>> Start

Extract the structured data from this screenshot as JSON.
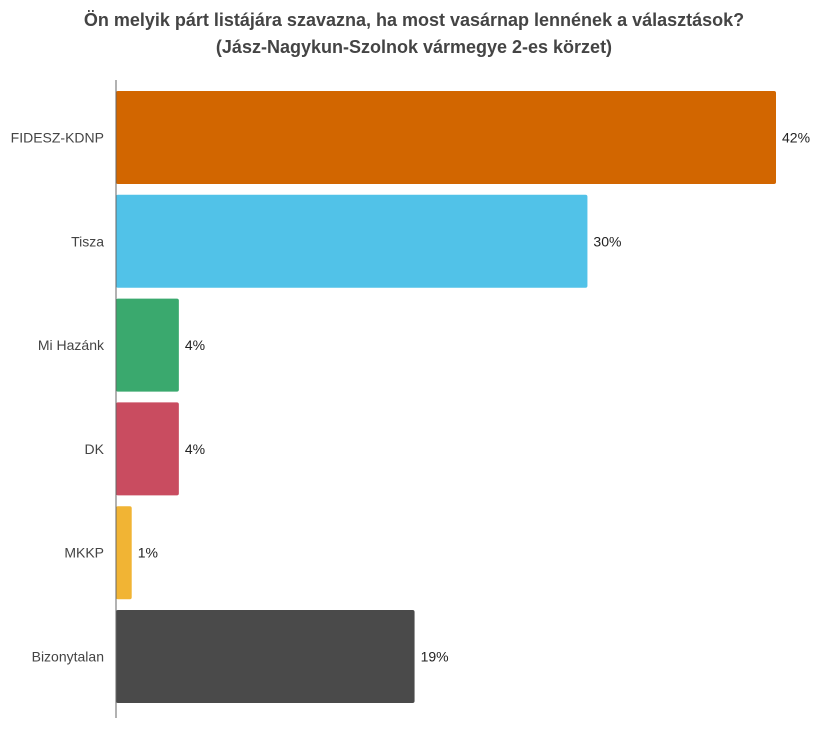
{
  "chart_data": {
    "type": "bar",
    "orientation": "horizontal",
    "title": "Ön melyik párt listájára szavazna, ha most vasárnap lennének a választások?",
    "subtitle": "(Jász-Nagykun-Szolnok vármegye 2-es körzet)",
    "categories": [
      "FIDESZ-KDNP",
      "Tisza",
      "Mi Hazánk",
      "DK",
      "MKKP",
      "Bizonytalan"
    ],
    "values": [
      42,
      30,
      4,
      4,
      1,
      19
    ],
    "value_labels": [
      "42%",
      "30%",
      "4%",
      "4%",
      "1%",
      "19%"
    ],
    "colors": [
      "#d26600",
      "#51c2e8",
      "#3aa96e",
      "#c94c60",
      "#f1b434",
      "#4a4a4a"
    ],
    "unit": "%",
    "xlim": [
      0,
      42
    ],
    "grid": false,
    "legend": "none"
  }
}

>> End

__What you are asked to do__:
Restate each entry word for word, please, but drop any images it holds.

__Solution to the exercise__:
Extract the structured data from this screenshot as JSON.
{
  "chart_data": {
    "type": "bar",
    "orientation": "horizontal",
    "title": "Ön melyik párt listájára szavazna, ha most vasárnap lennének a választások?",
    "subtitle": "(Jász-Nagykun-Szolnok vármegye 2-es körzet)",
    "categories": [
      "FIDESZ-KDNP",
      "Tisza",
      "Mi Hazánk",
      "DK",
      "MKKP",
      "Bizonytalan"
    ],
    "values": [
      42,
      30,
      4,
      4,
      1,
      19
    ],
    "value_labels": [
      "42%",
      "30%",
      "4%",
      "4%",
      "1%",
      "19%"
    ],
    "colors": [
      "#d26600",
      "#51c2e8",
      "#3aa96e",
      "#c94c60",
      "#f1b434",
      "#4a4a4a"
    ],
    "unit": "%",
    "xlim": [
      0,
      42
    ],
    "grid": false,
    "legend": "none"
  }
}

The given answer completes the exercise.